Recorded information:
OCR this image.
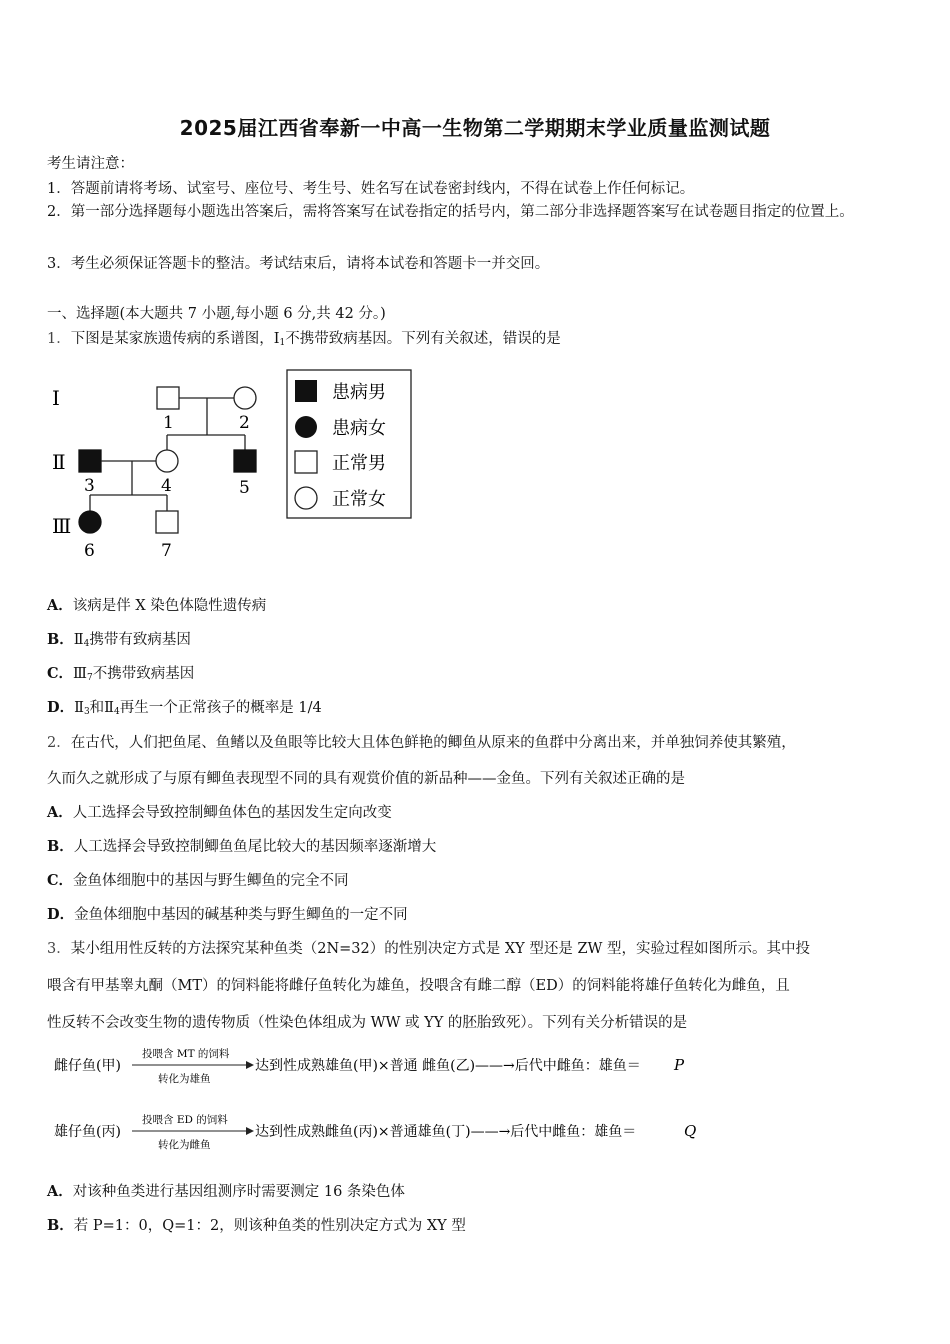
2025届江西省奉新一中高一生物第二学期期末学业质量监测试题
考生请注意：
1．答题前请将考场、试室号、座位号、考生号、姓名写在试卷密封线内，不得在试卷上作任何标记。
2．第一部分选择题每小题选出答案后，需将答案写在试卷指定的括号内，第二部分非选择题答案写在试卷题目指定的位置上。
3．考生必须保证答题卡的整洁。考试结束后，请将本试卷和答题卡一并交回。
一、选择题(本大题共 7 小题,每小题 6 分,共 42 分。)
1．下图是某家族遗传病的系谱图，$Ⅰ_1$不携带致病基因。下列有关叙述，错误的是
Ⅰ
Ⅱ
Ⅲ
1	2
3	4	5
6	7
患病男
患病女
正常男
正常女
A．该病是伴 X 染色体隐性遗传病
B．$Ⅱ_4$携带有致病基因
C．$Ⅲ_7$不携带致病基因
D．$Ⅱ_3$和$Ⅱ_4$再生一个正常孩子的概率是 1/4
2．在古代，人们把鱼尾、鱼鳍以及鱼眼等比较大且体色鲜艳的鲫鱼从原来的鱼群中分离出来，并单独饲养使其繁殖，
久而久之就形成了与原有鲫鱼表现型不同的具有观赏价值的新品种——金鱼。下列有关叙述正确的是
A．人工选择会导致控制鲫鱼体色的基因发生定向改变
B．人工选择会导致控制鲫鱼鱼尾比较大的基因频率逐渐增大
C．金鱼体细胞中的基因与野生鲫鱼的完全不同
D．金鱼体细胞中基因的碱基种类与野生鲫鱼的一定不同
3．某小组用性反转的方法探究某种鱼类（2N=32）的性别决定方式是 XY 型还是 ZW 型，实验过程如图所示。其中投
喂含有甲基睾丸酮（MT）的饲料能将雌仔鱼转化为雄鱼，投喂含有雌二醇（ED）的饲料能将雄仔鱼转化为雌鱼，且
性反转不会改变生物的遗传物质（性染色体组成为 WW 或 YY 的胚胎致死）。下列有关分析错误的是
雌仔鱼(甲)
投喂含 MT 的饲料
转化为雄鱼
达到性成熟雄鱼(甲)×普通 雌鱼(乙)——→后代中雌鱼：雄鱼＝ P
雄仔鱼(丙)
投喂含 ED 的饲料
转化为雌鱼
达到性成熟雌鱼(丙)×普通雄鱼(丁)——→后代中雌鱼：雄鱼＝	Q
A．对该种鱼类进行基因组测序时需要测定 16 条染色体
B．若 P=1：0，Q=1：2，则该种鱼类的性别决定方式为 XY 型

Exercise task: Reproduce all of the entries word for word, skipping any pictures they hold.

Solution:
OCR this image.
2025届江西省奉新一中高一生物第二学期期末学业质量监测试题
考生请注意：
1．答题前请将考场、试室号、座位号、考生号、姓名写在试卷密封线内，不得在试卷上作任何标记。
2．第一部分选择题每小题选出答案后，需将答案写在试卷指定的括号内，第二部分非选择题答案写在试卷题目指定的位置上。
3．考生必须保证答题卡的整洁。考试结束后，请将本试卷和答题卡一并交回。
一、选择题(本大题共 7 小题,每小题 6 分,共 42 分。)
1．下图是某家族遗传病的系谱图，$Ⅰ_1$不携带致病基因。下列有关叙述，错误的是
Ⅰ
Ⅱ
Ⅲ
1	2
3	4	5
6	7
患病男
患病女
正常男
正常女
A．该病是伴 X 染色体隐性遗传病
B．$Ⅱ_4$携带有致病基因
C．$Ⅲ_7$不携带致病基因
D．$Ⅱ_3$和$Ⅱ_4$再生一个正常孩子的概率是 1/4
2．在古代，人们把鱼尾、鱼鳍以及鱼眼等比较大且体色鲜艳的鲫鱼从原来的鱼群中分离出来，并单独饲养使其繁殖，
久而久之就形成了与原有鲫鱼表现型不同的具有观赏价值的新品种——金鱼。下列有关叙述正确的是
A．人工选择会导致控制鲫鱼体色的基因发生定向改变
B．人工选择会导致控制鲫鱼鱼尾比较大的基因频率逐渐增大
C．金鱼体细胞中的基因与野生鲫鱼的完全不同
D．金鱼体细胞中基因的碱基种类与野生鲫鱼的一定不同
3．某小组用性反转的方法探究某种鱼类（2N=32）的性别决定方式是 XY 型还是 ZW 型，实验过程如图所示。其中投
喂含有甲基睾丸酮（MT）的饲料能将雌仔鱼转化为雄鱼，投喂含有雌二醇（ED）的饲料能将雄仔鱼转化为雌鱼，且
性反转不会改变生物的遗传物质（性染色体组成为 WW 或 YY 的胚胎致死）。下列有关分析错误的是
雌仔鱼(甲)
投喂含 MT 的饲料
转化为雄鱼
达到性成熟雄鱼(甲)×普通 雌鱼(乙)——→后代中雌鱼：雄鱼＝ P
雄仔鱼(丙)
投喂含 ED 的饲料
转化为雌鱼
达到性成熟雌鱼(丙)×普通雄鱼(丁)——→后代中雌鱼：雄鱼＝	Q
A．对该种鱼类进行基因组测序时需要测定 16 条染色体
B．若 P=1：0，Q=1：2，则该种鱼类的性别决定方式为 XY 型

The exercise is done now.